Skip the pictures. Quote every line below, exactly, from the one with "Read all visible content and emit it as JSON." through the final line.

····················

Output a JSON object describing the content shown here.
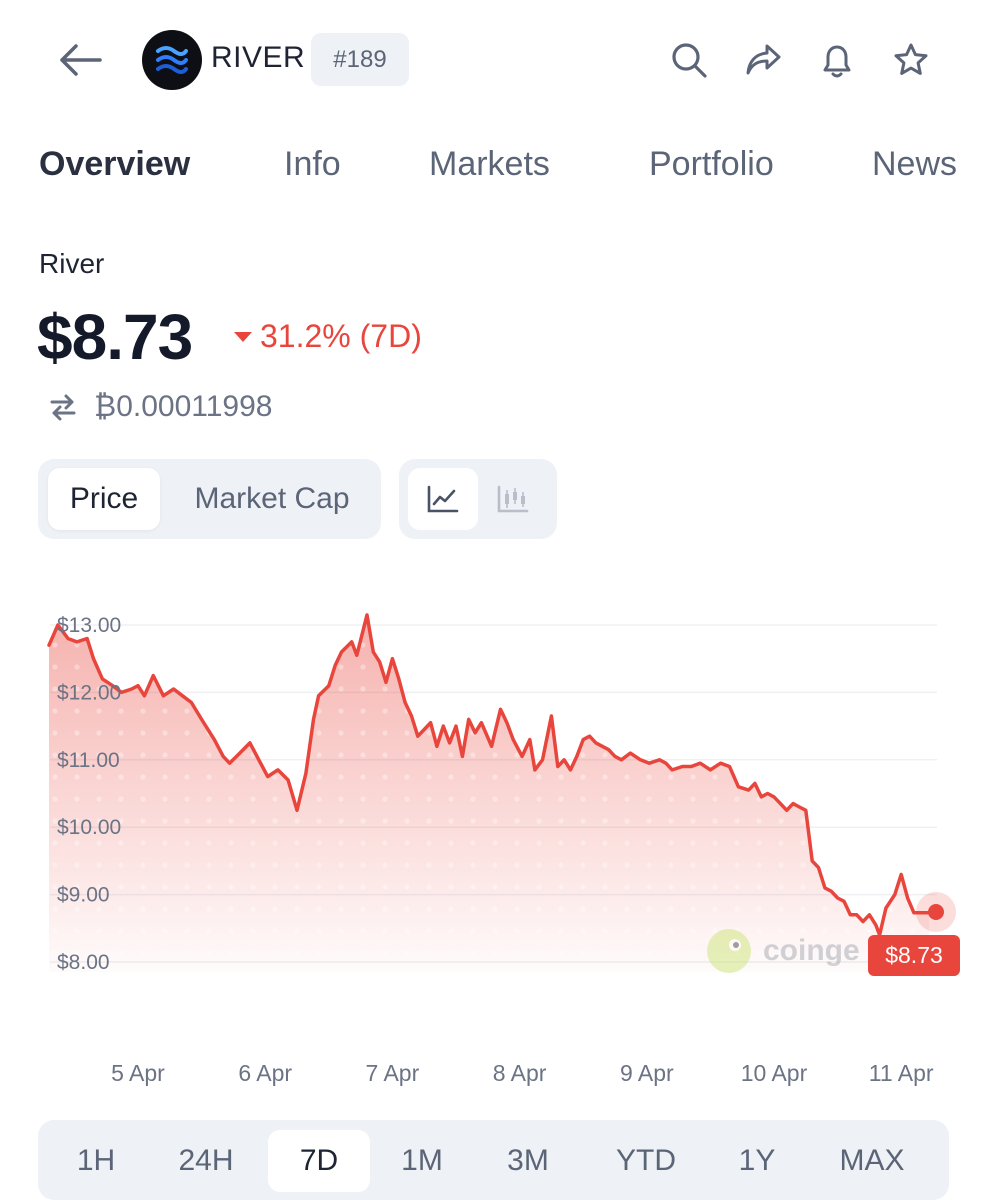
{
  "header": {
    "coin_name": "RIVER",
    "rank": "#189",
    "icons": [
      "back-arrow-icon",
      "search-icon",
      "share-icon",
      "bell-icon",
      "star-icon"
    ]
  },
  "tabs": [
    {
      "label": "Overview",
      "active": true
    },
    {
      "label": "Info",
      "active": false
    },
    {
      "label": "Markets",
      "active": false
    },
    {
      "label": "Portfolio",
      "active": false
    },
    {
      "label": "News",
      "active": false
    }
  ],
  "asset": {
    "name": "River",
    "price": "$8.73",
    "change": "31.2% (7D)",
    "btc_price": "₿0.00011998"
  },
  "chart_toggle": {
    "price_label": "Price",
    "market_cap_label": "Market Cap",
    "selected": "Price",
    "view_icons": [
      "line-chart-icon",
      "candlestick-chart-icon"
    ]
  },
  "chart_data": {
    "type": "area",
    "y_ticks": [
      "$13.00",
      "$12.00",
      "$11.00",
      "$10.00",
      "$9.00",
      "$8.00"
    ],
    "ylim": [
      8.0,
      13.0
    ],
    "x_ticks": [
      "5 Apr",
      "6 Apr",
      "7 Apr",
      "8 Apr",
      "9 Apr",
      "10 Apr",
      "11 Apr"
    ],
    "current_label": "$8.73",
    "watermark": "coinge",
    "line_color": "#e8463d",
    "x": [
      4.3,
      4.37,
      4.45,
      4.52,
      4.6,
      4.65,
      4.72,
      4.8,
      4.87,
      4.95,
      5.0,
      5.05,
      5.12,
      5.2,
      5.28,
      5.35,
      5.42,
      5.5,
      5.6,
      5.67,
      5.72,
      5.8,
      5.88,
      5.95,
      6.02,
      6.1,
      6.18,
      6.25,
      6.32,
      6.38,
      6.42,
      6.5,
      6.55,
      6.6,
      6.68,
      6.72,
      6.8,
      6.85,
      6.9,
      6.95,
      7.0,
      7.05,
      7.1,
      7.15,
      7.2,
      7.25,
      7.3,
      7.35,
      7.4,
      7.45,
      7.5,
      7.55,
      7.6,
      7.65,
      7.7,
      7.78,
      7.85,
      7.9,
      7.95,
      8.02,
      8.08,
      8.12,
      8.18,
      8.25,
      8.3,
      8.35,
      8.4,
      8.45,
      8.5,
      8.55,
      8.6,
      8.65,
      8.7,
      8.75,
      8.8,
      8.87,
      8.95,
      9.02,
      9.1,
      9.15,
      9.2,
      9.28,
      9.35,
      9.42,
      9.5,
      9.58,
      9.65,
      9.72,
      9.8,
      9.85,
      9.9,
      9.95,
      10.0,
      10.05,
      10.1,
      10.15,
      10.2,
      10.25,
      10.3,
      10.35,
      10.4,
      10.45,
      10.5,
      10.55,
      10.6,
      10.65,
      10.7,
      10.75,
      10.8,
      10.83,
      10.88,
      10.95,
      11.0,
      11.05,
      11.1,
      11.13,
      11.17,
      11.22
    ],
    "y": [
      12.7,
      13.0,
      12.8,
      12.75,
      12.8,
      12.5,
      12.2,
      12.1,
      12.0,
      12.05,
      12.1,
      11.95,
      12.25,
      11.95,
      12.05,
      11.95,
      11.85,
      11.6,
      11.3,
      11.05,
      10.95,
      11.1,
      11.25,
      11.0,
      10.75,
      10.85,
      10.7,
      10.25,
      10.8,
      11.6,
      11.95,
      12.1,
      12.4,
      12.6,
      12.75,
      12.55,
      13.15,
      12.6,
      12.45,
      12.15,
      12.5,
      12.2,
      11.85,
      11.65,
      11.35,
      11.45,
      11.55,
      11.2,
      11.5,
      11.25,
      11.5,
      11.05,
      11.6,
      11.4,
      11.55,
      11.2,
      11.75,
      11.55,
      11.3,
      11.05,
      11.3,
      10.85,
      11.0,
      11.65,
      10.9,
      11.0,
      10.85,
      11.05,
      11.3,
      11.35,
      11.25,
      11.2,
      11.15,
      11.05,
      11.0,
      11.1,
      11.0,
      10.95,
      11.0,
      10.95,
      10.85,
      10.9,
      10.9,
      10.95,
      10.85,
      10.95,
      10.9,
      10.6,
      10.55,
      10.65,
      10.45,
      10.5,
      10.45,
      10.35,
      10.25,
      10.35,
      10.3,
      10.25,
      9.5,
      9.4,
      9.1,
      9.05,
      8.95,
      8.9,
      8.7,
      8.7,
      8.6,
      8.7,
      8.55,
      8.4,
      8.8,
      9.0,
      9.3,
      8.95,
      8.73,
      8.73,
      8.73,
      8.73
    ]
  },
  "time_ranges": [
    {
      "label": "1H",
      "selected": false
    },
    {
      "label": "24H",
      "selected": false
    },
    {
      "label": "7D",
      "selected": true
    },
    {
      "label": "1M",
      "selected": false
    },
    {
      "label": "3M",
      "selected": false
    },
    {
      "label": "YTD",
      "selected": false
    },
    {
      "label": "1Y",
      "selected": false
    },
    {
      "label": "MAX",
      "selected": false
    }
  ]
}
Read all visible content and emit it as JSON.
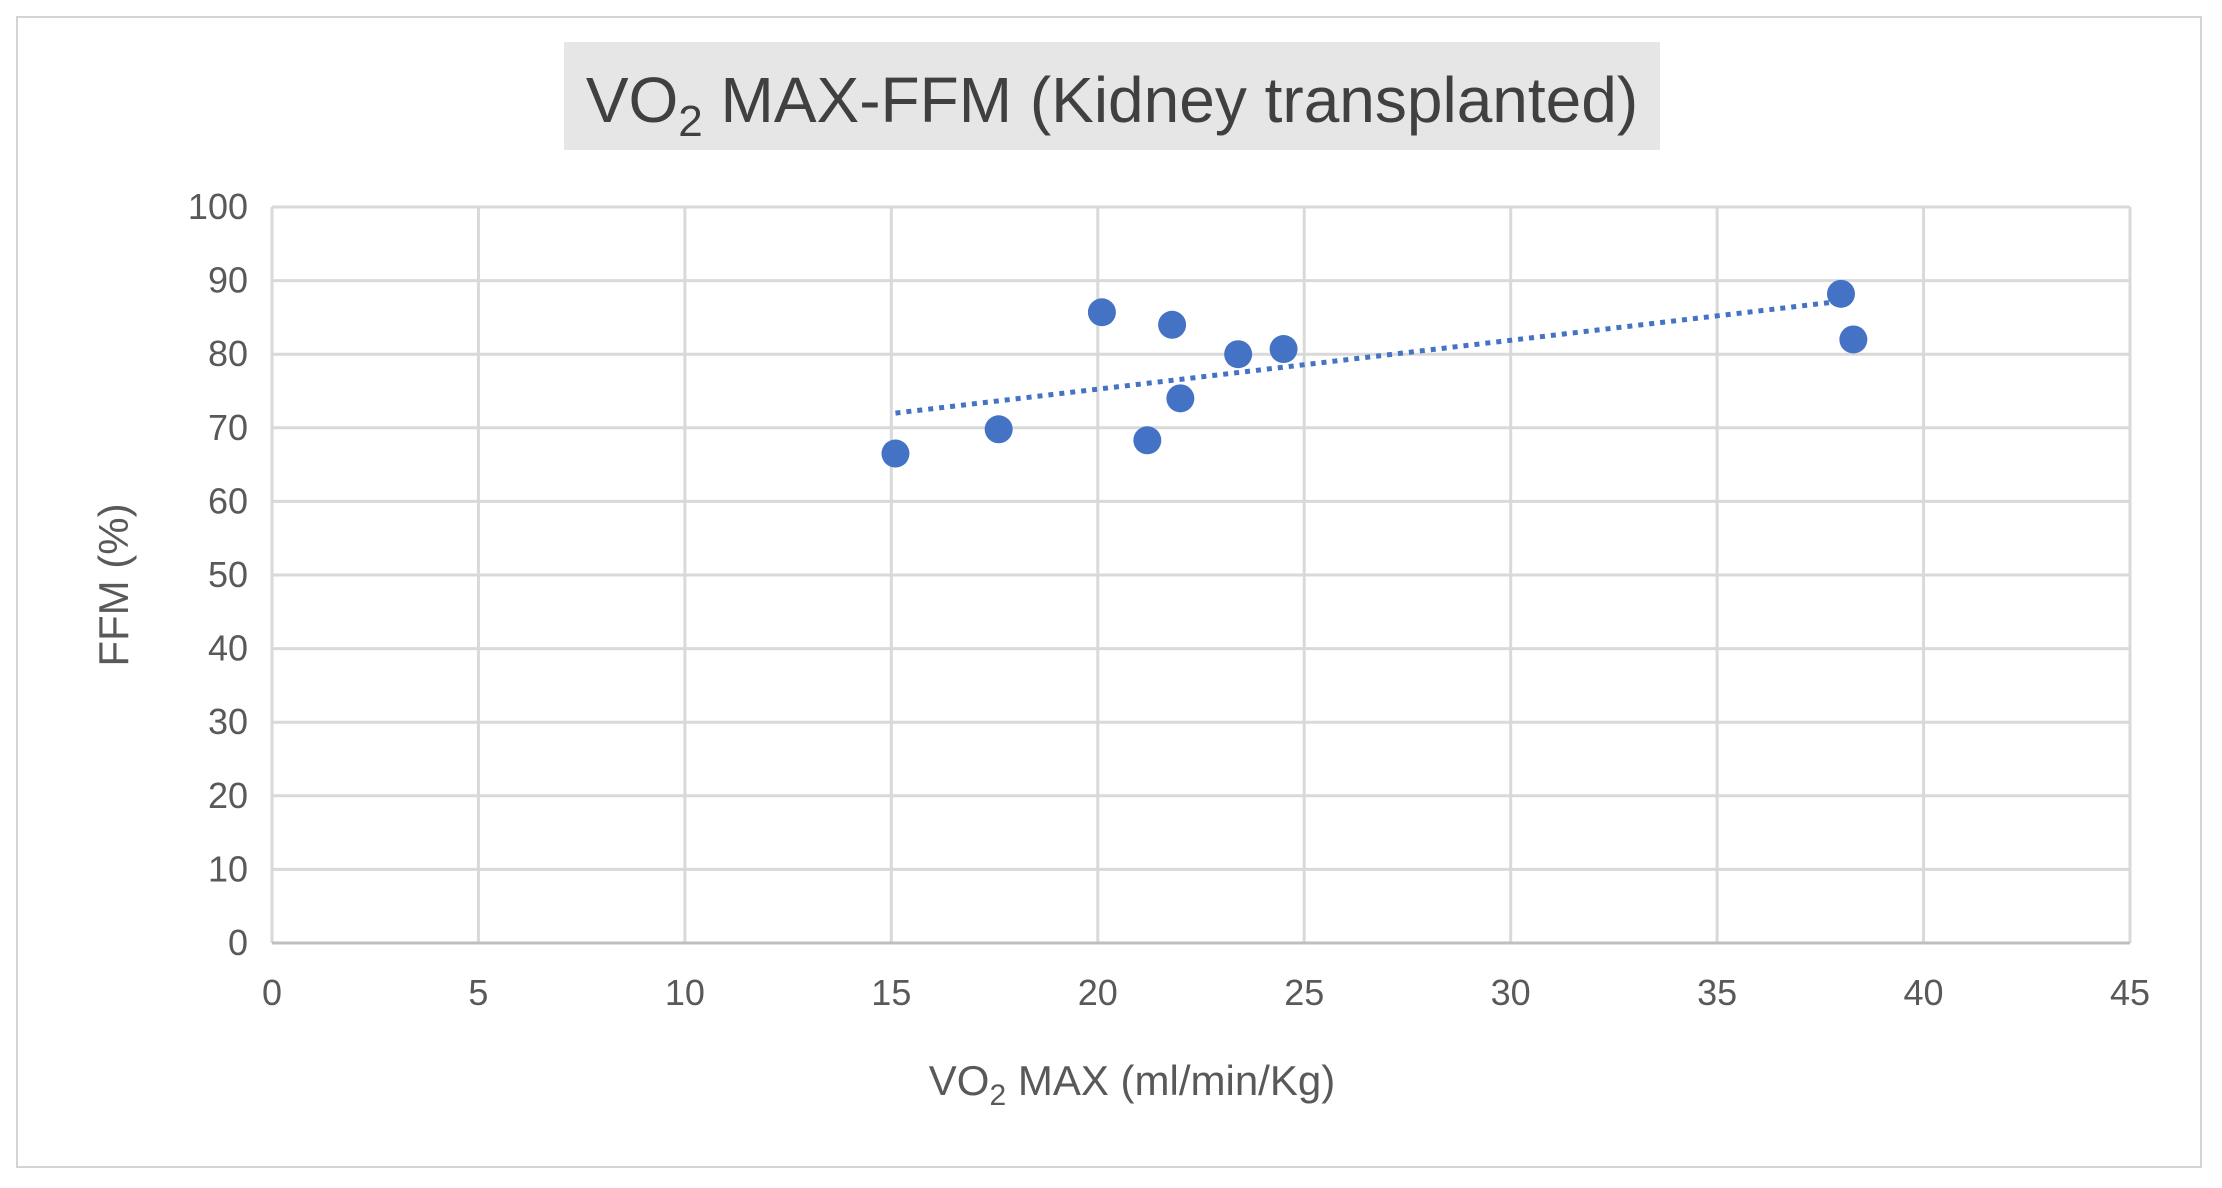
{
  "chart_data": {
    "type": "scatter",
    "title": {
      "prefix": "VO",
      "subscript": "2",
      "suffix": " MAX-FFM (Kidney transplanted)"
    },
    "xlabel": {
      "prefix": "VO",
      "subscript": "2",
      "suffix": " MAX (ml/min/Kg)"
    },
    "ylabel": "FFM (%)",
    "xlim": [
      0,
      45
    ],
    "ylim": [
      0,
      100
    ],
    "xticks": [
      "0",
      "5",
      "10",
      "15",
      "20",
      "25",
      "30",
      "35",
      "40",
      "45"
    ],
    "yticks": [
      "0",
      "10",
      "20",
      "30",
      "40",
      "50",
      "60",
      "70",
      "80",
      "90",
      "100"
    ],
    "grid": true,
    "series": [
      {
        "name": "Kidney transplanted",
        "color": "#4472c4",
        "x": [
          15.1,
          17.6,
          20.1,
          21.2,
          21.8,
          22.0,
          23.4,
          24.5,
          38.0,
          38.3
        ],
        "y": [
          66.5,
          69.8,
          85.7,
          68.3,
          84.0,
          74.0,
          80.0,
          80.7,
          88.2,
          82.0
        ]
      }
    ],
    "trendline": {
      "type": "linear",
      "style": "dotted",
      "color": "#4472c4",
      "x": [
        15.1,
        38.0
      ],
      "y": [
        72.0,
        87.2
      ]
    }
  }
}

····················

* [Output of the exercise]
Read all visible content and emit it as JSON.
{
  "chart_data": {
    "type": "scatter",
    "title": {
      "prefix": "VO",
      "subscript": "2",
      "suffix": " MAX-FFM (Kidney transplanted)"
    },
    "xlabel": {
      "prefix": "VO",
      "subscript": "2",
      "suffix": " MAX (ml/min/Kg)"
    },
    "ylabel": "FFM (%)",
    "xlim": [
      0,
      45
    ],
    "ylim": [
      0,
      100
    ],
    "xticks": [
      "0",
      "5",
      "10",
      "15",
      "20",
      "25",
      "30",
      "35",
      "40",
      "45"
    ],
    "yticks": [
      "0",
      "10",
      "20",
      "30",
      "40",
      "50",
      "60",
      "70",
      "80",
      "90",
      "100"
    ],
    "grid": true,
    "series": [
      {
        "name": "Kidney transplanted",
        "color": "#4472c4",
        "x": [
          15.1,
          17.6,
          20.1,
          21.2,
          21.8,
          22.0,
          23.4,
          24.5,
          38.0,
          38.3
        ],
        "y": [
          66.5,
          69.8,
          85.7,
          68.3,
          84.0,
          74.0,
          80.0,
          80.7,
          88.2,
          82.0
        ]
      }
    ],
    "trendline": {
      "type": "linear",
      "style": "dotted",
      "color": "#4472c4",
      "x": [
        15.1,
        38.0
      ],
      "y": [
        72.0,
        87.2
      ]
    }
  }
}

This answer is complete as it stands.